* [To be done]
Transcribe every entry below word for word, but skip the pictures.

* [Material for the task]
>>

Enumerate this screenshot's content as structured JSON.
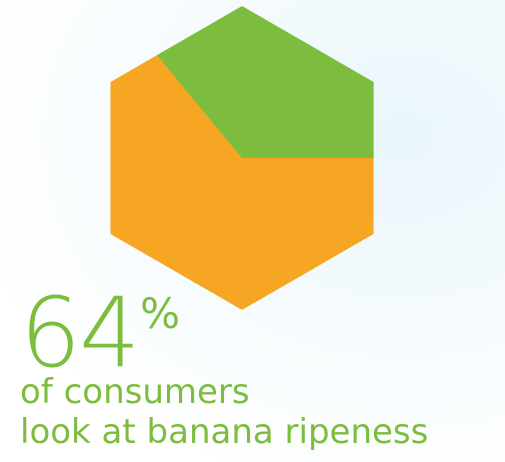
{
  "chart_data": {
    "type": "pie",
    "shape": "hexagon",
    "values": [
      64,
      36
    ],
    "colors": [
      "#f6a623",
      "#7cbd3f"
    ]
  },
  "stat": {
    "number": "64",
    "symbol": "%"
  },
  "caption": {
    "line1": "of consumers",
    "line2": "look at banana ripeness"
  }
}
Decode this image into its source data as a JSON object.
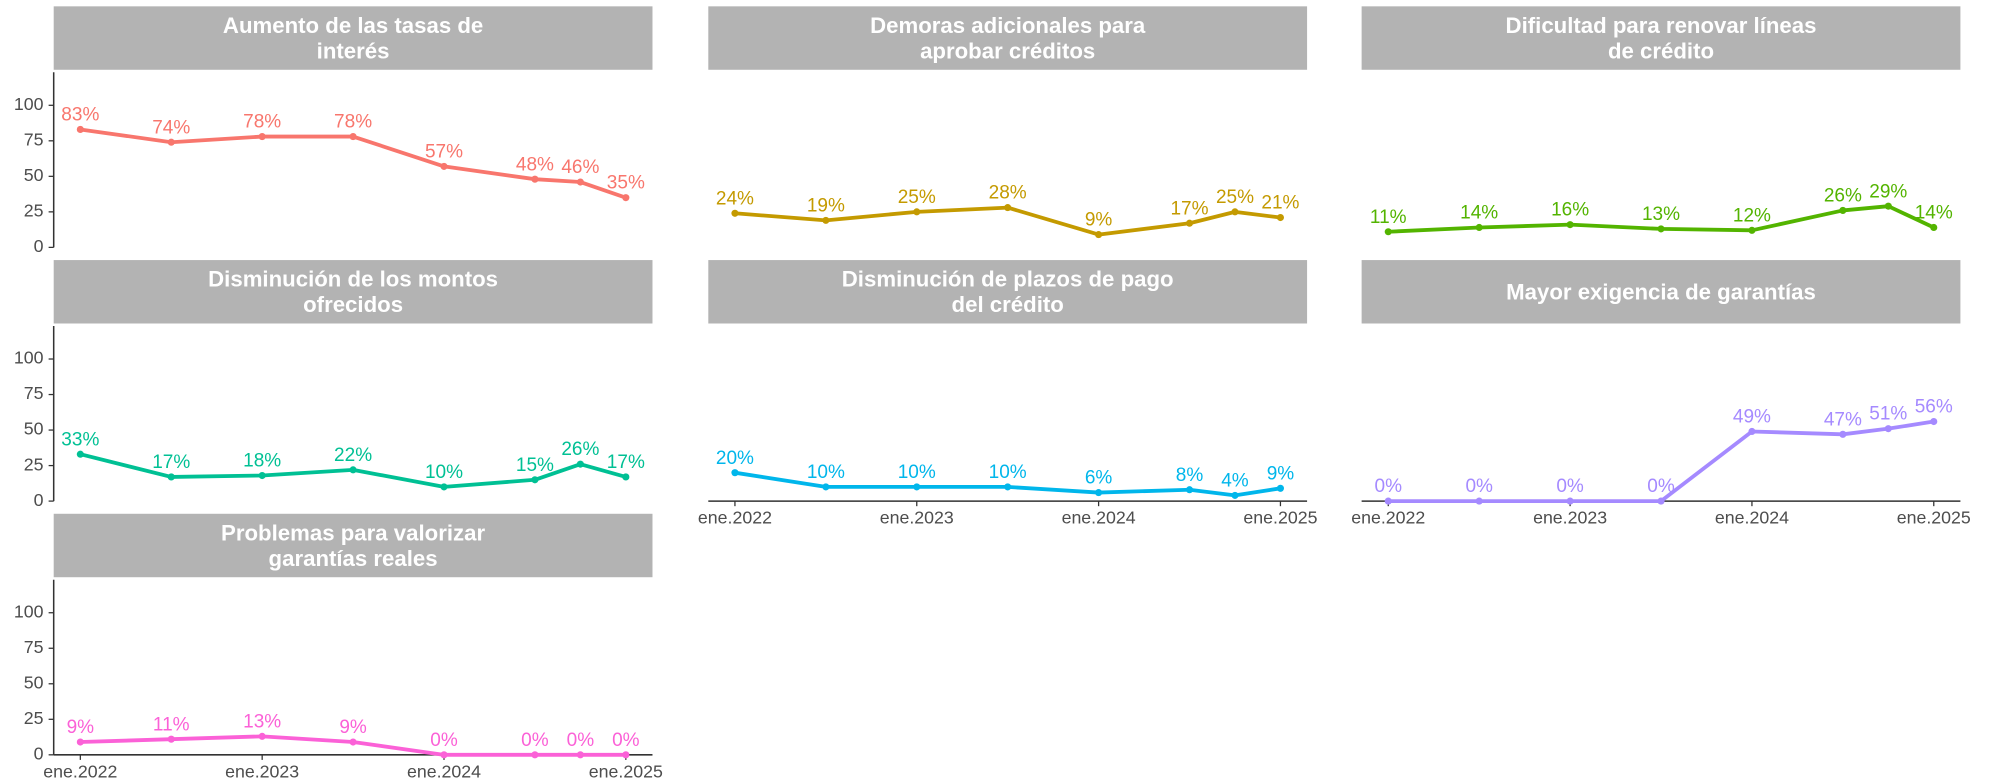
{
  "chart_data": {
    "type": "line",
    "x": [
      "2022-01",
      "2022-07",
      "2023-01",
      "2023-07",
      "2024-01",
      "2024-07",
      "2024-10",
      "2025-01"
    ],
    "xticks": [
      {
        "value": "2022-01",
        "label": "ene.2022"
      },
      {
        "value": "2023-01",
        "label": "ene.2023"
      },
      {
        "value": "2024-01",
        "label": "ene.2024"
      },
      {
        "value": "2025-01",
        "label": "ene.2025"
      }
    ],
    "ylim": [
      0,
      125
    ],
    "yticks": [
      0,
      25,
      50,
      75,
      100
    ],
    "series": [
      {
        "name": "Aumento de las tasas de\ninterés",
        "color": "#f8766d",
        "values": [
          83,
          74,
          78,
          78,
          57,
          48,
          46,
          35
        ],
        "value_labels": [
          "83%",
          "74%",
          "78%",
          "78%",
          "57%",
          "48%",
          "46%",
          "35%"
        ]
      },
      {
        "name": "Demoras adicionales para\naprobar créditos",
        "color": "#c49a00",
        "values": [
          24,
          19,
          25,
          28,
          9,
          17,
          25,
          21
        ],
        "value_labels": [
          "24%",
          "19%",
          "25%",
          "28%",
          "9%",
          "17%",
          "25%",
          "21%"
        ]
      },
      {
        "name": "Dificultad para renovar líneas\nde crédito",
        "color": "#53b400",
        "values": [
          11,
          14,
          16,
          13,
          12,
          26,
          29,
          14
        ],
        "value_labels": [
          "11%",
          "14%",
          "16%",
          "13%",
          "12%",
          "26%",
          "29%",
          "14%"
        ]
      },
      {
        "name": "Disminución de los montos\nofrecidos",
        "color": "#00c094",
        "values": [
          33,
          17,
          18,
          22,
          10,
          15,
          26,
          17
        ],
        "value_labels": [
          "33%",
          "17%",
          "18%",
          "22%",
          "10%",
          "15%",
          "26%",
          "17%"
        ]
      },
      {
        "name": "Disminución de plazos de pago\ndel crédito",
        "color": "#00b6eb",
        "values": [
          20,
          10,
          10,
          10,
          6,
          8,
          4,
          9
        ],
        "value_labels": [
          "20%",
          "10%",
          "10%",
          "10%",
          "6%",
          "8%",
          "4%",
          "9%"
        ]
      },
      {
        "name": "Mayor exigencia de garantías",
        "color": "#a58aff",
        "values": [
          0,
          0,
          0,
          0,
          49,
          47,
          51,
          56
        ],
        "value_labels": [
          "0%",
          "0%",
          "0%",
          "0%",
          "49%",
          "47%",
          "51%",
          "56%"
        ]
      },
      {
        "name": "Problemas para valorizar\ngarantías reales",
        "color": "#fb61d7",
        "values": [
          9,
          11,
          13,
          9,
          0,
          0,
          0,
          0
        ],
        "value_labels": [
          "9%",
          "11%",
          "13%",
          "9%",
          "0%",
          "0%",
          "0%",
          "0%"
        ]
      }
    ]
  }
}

<<

* [Complete response]
Enumerate this screenshot's content as structured JSON.
{
  "chart_data": {
    "type": "pie",
    "shape": "hexagon",
    "values": [
      64,
      36
    ],
    "colors": [
      "#f6a623",
      "#7cbd3f"
    ]
  },
  "stat": {
    "number": "64",
    "symbol": "%"
  },
  "caption": {
    "line1": "of consumers",
    "line2": "look at banana ripeness"
  }
}
Decode this image into its source data as a JSON object.
{
  "chart_data": {
    "type": "line",
    "x": [
      "2022-01",
      "2022-07",
      "2023-01",
      "2023-07",
      "2024-01",
      "2024-07",
      "2024-10",
      "2025-01"
    ],
    "xticks": [
      {
        "value": "2022-01",
        "label": "ene.2022"
      },
      {
        "value": "2023-01",
        "label": "ene.2023"
      },
      {
        "value": "2024-01",
        "label": "ene.2024"
      },
      {
        "value": "2025-01",
        "label": "ene.2025"
      }
    ],
    "ylim": [
      0,
      125
    ],
    "yticks": [
      0,
      25,
      50,
      75,
      100
    ],
    "series": [
      {
        "name": "Aumento de las tasas de\ninterés",
        "color": "#f8766d",
        "values": [
          83,
          74,
          78,
          78,
          57,
          48,
          46,
          35
        ],
        "value_labels": [
          "83%",
          "74%",
          "78%",
          "78%",
          "57%",
          "48%",
          "46%",
          "35%"
        ]
      },
      {
        "name": "Demoras adicionales para\naprobar créditos",
        "color": "#c49a00",
        "values": [
          24,
          19,
          25,
          28,
          9,
          17,
          25,
          21
        ],
        "value_labels": [
          "24%",
          "19%",
          "25%",
          "28%",
          "9%",
          "17%",
          "25%",
          "21%"
        ]
      },
      {
        "name": "Dificultad para renovar líneas\nde crédito",
        "color": "#53b400",
        "values": [
          11,
          14,
          16,
          13,
          12,
          26,
          29,
          14
        ],
        "value_labels": [
          "11%",
          "14%",
          "16%",
          "13%",
          "12%",
          "26%",
          "29%",
          "14%"
        ]
      },
      {
        "name": "Disminución de los montos\nofrecidos",
        "color": "#00c094",
        "values": [
          33,
          17,
          18,
          22,
          10,
          15,
          26,
          17
        ],
        "value_labels": [
          "33%",
          "17%",
          "18%",
          "22%",
          "10%",
          "15%",
          "26%",
          "17%"
        ]
      },
      {
        "name": "Disminución de plazos de pago\ndel crédito",
        "color": "#00b6eb",
        "values": [
          20,
          10,
          10,
          10,
          6,
          8,
          4,
          9
        ],
        "value_labels": [
          "20%",
          "10%",
          "10%",
          "10%",
          "6%",
          "8%",
          "4%",
          "9%"
        ]
      },
      {
        "name": "Mayor exigencia de garantías",
        "color": "#a58aff",
        "values": [
          0,
          0,
          0,
          0,
          49,
          47,
          51,
          56
        ],
        "value_labels": [
          "0%",
          "0%",
          "0%",
          "0%",
          "49%",
          "47%",
          "51%",
          "56%"
        ]
      },
      {
        "name": "Problemas para valorizar\ngarantías reales",
        "color": "#fb61d7",
        "values": [
          9,
          11,
          13,
          9,
          0,
          0,
          0,
          0
        ],
        "value_labels": [
          "9%",
          "11%",
          "13%",
          "9%",
          "0%",
          "0%",
          "0%",
          "0%"
        ]
      }
    ]
  }
}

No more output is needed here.